RAW RECORDS:
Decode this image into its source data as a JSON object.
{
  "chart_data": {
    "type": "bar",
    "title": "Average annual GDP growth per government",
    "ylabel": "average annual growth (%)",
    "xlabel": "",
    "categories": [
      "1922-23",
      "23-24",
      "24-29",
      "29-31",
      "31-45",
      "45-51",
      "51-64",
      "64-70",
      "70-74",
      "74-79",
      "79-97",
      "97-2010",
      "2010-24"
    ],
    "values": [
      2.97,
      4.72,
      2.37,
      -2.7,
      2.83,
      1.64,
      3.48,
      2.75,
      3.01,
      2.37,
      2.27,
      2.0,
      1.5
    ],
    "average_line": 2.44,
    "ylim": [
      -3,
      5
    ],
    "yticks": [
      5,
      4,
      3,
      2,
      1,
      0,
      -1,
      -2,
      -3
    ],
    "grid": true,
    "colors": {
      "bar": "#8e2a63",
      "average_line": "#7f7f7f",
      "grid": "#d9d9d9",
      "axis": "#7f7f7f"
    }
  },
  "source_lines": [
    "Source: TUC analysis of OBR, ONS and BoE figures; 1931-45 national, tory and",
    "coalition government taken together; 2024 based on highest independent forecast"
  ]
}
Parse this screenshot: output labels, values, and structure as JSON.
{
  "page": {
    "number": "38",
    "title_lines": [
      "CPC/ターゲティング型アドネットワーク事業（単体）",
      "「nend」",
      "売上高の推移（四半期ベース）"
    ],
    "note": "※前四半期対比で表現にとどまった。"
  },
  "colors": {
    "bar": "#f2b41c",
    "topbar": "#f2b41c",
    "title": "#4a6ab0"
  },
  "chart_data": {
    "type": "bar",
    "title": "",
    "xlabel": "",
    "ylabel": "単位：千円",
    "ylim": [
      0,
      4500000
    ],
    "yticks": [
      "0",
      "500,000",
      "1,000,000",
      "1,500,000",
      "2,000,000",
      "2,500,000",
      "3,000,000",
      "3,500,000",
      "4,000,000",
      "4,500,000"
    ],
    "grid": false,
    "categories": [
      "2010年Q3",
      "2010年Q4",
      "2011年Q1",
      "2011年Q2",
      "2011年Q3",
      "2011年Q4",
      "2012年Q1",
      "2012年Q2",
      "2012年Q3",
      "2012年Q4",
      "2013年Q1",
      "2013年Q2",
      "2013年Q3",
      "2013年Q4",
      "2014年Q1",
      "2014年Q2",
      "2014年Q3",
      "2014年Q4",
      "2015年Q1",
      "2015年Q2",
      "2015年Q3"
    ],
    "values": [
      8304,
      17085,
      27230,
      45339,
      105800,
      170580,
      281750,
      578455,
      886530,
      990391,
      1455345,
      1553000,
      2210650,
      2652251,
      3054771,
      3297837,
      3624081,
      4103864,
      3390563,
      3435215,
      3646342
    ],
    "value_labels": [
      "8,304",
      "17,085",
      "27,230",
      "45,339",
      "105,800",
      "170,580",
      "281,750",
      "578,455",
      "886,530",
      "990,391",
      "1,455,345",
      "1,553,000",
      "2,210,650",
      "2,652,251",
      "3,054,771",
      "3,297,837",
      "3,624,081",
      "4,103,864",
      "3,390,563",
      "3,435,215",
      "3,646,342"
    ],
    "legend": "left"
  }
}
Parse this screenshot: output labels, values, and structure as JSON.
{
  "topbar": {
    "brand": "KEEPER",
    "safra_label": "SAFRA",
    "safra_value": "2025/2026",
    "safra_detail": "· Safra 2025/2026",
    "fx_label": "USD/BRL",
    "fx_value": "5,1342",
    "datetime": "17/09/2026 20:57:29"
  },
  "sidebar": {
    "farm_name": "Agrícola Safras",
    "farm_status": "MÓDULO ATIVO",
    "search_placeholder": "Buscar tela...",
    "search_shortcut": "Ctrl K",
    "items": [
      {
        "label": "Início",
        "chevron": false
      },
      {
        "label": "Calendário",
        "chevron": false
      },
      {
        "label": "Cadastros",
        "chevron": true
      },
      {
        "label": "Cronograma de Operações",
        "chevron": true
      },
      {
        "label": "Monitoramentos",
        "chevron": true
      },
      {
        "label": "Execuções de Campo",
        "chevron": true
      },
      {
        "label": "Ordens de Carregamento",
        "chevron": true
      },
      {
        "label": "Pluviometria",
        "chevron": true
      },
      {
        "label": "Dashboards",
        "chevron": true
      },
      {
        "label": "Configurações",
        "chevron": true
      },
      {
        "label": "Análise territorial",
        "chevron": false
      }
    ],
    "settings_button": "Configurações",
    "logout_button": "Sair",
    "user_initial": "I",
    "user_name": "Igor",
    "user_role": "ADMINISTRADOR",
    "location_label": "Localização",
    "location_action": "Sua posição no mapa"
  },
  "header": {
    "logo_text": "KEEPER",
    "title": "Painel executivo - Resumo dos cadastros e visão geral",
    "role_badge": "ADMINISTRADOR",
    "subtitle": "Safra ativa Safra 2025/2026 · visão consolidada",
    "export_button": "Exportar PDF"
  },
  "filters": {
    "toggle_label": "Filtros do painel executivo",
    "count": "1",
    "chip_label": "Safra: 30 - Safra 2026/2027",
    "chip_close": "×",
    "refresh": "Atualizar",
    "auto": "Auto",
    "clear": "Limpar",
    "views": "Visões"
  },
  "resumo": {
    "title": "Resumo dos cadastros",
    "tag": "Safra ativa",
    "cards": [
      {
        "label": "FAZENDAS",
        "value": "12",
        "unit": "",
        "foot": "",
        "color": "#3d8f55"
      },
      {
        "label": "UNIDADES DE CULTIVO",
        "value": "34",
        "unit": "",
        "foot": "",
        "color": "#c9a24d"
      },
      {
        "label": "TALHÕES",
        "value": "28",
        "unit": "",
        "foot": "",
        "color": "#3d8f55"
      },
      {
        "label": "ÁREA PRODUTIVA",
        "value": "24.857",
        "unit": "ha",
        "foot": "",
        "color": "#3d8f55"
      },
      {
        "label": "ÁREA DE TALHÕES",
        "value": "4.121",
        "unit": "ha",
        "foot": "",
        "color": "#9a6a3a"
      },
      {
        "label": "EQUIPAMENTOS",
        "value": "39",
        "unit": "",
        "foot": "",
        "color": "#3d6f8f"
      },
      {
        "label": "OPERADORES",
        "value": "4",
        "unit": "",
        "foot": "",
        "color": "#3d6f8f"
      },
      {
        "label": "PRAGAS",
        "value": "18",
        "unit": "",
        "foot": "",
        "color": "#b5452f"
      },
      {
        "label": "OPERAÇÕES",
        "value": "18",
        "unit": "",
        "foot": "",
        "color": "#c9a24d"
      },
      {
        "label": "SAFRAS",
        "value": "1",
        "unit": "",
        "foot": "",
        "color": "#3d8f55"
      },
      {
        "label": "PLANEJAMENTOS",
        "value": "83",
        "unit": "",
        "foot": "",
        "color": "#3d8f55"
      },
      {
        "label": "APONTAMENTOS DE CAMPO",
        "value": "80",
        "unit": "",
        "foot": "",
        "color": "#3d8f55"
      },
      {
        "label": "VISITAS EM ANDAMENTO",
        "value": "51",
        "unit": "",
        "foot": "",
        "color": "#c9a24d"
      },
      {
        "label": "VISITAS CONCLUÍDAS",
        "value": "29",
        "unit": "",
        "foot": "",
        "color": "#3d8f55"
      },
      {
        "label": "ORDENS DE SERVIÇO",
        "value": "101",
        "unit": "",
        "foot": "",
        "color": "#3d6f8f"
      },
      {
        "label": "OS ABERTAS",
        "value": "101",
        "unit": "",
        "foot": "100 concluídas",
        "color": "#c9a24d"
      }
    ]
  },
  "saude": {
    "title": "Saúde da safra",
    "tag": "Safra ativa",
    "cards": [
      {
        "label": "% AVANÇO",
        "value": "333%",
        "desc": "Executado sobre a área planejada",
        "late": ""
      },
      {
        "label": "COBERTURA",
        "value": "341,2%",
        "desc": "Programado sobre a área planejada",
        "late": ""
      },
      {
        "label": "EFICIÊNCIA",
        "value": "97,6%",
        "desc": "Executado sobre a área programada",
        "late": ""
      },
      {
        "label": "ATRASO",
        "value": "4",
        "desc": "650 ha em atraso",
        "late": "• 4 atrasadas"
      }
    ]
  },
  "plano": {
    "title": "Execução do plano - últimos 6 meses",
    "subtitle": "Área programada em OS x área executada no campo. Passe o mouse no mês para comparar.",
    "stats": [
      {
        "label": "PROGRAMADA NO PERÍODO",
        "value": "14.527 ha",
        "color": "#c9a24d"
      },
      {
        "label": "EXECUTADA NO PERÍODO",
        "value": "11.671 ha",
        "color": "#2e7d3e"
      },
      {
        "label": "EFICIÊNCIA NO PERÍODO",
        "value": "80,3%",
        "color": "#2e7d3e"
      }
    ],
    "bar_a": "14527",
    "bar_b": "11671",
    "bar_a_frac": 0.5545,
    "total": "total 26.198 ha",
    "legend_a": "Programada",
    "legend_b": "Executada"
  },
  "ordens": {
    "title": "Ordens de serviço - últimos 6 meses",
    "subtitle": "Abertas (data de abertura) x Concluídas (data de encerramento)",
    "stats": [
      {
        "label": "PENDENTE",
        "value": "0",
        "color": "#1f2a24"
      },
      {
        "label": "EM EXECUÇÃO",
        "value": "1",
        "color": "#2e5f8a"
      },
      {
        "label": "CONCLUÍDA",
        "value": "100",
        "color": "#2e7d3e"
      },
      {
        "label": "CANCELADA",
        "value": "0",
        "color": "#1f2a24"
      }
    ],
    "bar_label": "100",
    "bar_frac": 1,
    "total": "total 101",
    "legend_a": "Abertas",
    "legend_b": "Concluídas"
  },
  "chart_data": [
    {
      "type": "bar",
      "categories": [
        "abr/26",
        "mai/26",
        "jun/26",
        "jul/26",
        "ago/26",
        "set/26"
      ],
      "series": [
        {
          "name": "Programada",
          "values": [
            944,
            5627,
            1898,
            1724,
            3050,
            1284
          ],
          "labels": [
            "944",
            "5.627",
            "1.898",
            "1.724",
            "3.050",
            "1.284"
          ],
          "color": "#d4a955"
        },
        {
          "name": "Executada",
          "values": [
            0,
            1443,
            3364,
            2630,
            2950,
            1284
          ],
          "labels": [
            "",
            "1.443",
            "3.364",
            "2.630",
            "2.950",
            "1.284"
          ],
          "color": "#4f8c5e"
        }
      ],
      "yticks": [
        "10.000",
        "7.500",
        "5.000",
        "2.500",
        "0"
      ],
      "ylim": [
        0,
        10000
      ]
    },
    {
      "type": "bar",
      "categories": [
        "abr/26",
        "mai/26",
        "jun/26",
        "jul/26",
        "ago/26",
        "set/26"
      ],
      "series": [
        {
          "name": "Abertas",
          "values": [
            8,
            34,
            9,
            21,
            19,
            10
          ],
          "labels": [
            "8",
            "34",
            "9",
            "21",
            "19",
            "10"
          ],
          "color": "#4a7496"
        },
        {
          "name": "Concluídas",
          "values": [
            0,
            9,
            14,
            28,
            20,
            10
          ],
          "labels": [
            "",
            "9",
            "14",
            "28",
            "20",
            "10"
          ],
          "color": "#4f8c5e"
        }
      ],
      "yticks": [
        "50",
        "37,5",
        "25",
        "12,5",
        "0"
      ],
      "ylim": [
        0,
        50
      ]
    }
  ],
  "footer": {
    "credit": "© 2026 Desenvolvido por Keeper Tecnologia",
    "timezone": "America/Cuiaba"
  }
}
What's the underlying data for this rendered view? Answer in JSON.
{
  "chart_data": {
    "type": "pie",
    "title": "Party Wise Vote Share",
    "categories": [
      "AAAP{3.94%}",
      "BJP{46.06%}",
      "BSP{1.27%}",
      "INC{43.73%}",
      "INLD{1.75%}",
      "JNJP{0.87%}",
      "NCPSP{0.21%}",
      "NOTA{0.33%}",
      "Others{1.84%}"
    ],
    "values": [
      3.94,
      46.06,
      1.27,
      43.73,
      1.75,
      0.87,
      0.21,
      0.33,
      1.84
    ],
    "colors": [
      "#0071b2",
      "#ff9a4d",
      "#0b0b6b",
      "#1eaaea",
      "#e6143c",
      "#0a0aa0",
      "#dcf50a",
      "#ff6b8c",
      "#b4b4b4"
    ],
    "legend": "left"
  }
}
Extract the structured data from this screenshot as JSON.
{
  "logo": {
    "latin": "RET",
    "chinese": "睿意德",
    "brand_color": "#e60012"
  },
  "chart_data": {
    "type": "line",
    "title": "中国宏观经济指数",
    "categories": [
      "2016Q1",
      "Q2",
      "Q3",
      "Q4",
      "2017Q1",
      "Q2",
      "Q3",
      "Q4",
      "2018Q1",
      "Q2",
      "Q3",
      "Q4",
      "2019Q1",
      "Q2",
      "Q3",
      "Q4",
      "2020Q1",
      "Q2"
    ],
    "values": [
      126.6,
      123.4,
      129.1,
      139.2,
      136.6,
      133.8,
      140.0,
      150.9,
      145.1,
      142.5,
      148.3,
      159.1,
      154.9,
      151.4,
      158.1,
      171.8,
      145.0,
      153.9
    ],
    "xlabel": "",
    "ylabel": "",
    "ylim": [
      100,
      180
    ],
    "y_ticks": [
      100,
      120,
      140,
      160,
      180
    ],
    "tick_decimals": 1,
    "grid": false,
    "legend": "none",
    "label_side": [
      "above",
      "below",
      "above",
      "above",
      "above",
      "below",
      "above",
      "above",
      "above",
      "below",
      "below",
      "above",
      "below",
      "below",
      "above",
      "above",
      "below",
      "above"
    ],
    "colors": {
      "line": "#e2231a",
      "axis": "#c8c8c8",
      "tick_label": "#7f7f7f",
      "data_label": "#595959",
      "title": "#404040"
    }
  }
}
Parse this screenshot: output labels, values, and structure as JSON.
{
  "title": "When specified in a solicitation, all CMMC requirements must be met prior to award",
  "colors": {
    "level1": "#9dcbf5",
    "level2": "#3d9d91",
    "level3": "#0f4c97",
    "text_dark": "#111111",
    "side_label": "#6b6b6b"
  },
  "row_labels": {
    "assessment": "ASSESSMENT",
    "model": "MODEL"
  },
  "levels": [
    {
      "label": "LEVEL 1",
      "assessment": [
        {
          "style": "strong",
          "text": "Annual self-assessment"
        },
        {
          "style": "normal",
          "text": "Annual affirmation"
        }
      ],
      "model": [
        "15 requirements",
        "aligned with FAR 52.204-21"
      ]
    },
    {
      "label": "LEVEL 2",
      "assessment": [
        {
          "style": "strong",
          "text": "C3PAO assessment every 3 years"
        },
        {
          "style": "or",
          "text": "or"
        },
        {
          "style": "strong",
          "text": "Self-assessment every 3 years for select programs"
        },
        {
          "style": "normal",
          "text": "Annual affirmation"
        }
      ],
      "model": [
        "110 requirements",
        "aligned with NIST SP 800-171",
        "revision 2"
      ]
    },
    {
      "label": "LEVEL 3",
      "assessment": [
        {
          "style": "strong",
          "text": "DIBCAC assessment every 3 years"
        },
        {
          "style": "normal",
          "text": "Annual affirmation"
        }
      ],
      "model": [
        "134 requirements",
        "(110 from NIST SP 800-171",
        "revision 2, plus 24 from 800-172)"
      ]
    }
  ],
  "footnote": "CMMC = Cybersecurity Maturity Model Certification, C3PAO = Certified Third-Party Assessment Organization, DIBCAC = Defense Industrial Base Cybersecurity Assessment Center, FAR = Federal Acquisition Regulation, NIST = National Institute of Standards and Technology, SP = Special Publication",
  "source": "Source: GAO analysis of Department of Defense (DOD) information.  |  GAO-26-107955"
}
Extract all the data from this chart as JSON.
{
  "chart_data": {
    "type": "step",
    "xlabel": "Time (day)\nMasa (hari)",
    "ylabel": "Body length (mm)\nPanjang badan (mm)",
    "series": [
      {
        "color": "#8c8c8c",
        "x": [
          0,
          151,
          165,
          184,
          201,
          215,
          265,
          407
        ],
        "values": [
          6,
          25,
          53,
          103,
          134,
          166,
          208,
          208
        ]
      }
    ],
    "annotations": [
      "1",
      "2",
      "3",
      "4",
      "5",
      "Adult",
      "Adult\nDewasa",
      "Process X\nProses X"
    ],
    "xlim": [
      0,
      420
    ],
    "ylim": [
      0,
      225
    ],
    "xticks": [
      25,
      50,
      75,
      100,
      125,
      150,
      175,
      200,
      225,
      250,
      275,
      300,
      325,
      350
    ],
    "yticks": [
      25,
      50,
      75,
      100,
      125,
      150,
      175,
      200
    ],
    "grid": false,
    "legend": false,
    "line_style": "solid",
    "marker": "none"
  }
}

PROBLEM:
Scan the data above; copy every line where "últimos" appears.

ANSWER TO THE EXERCISE:
    "title": "Execução do plano - últimos 6 meses",
    "title": "Ordens de serviço - últimos 6 meses",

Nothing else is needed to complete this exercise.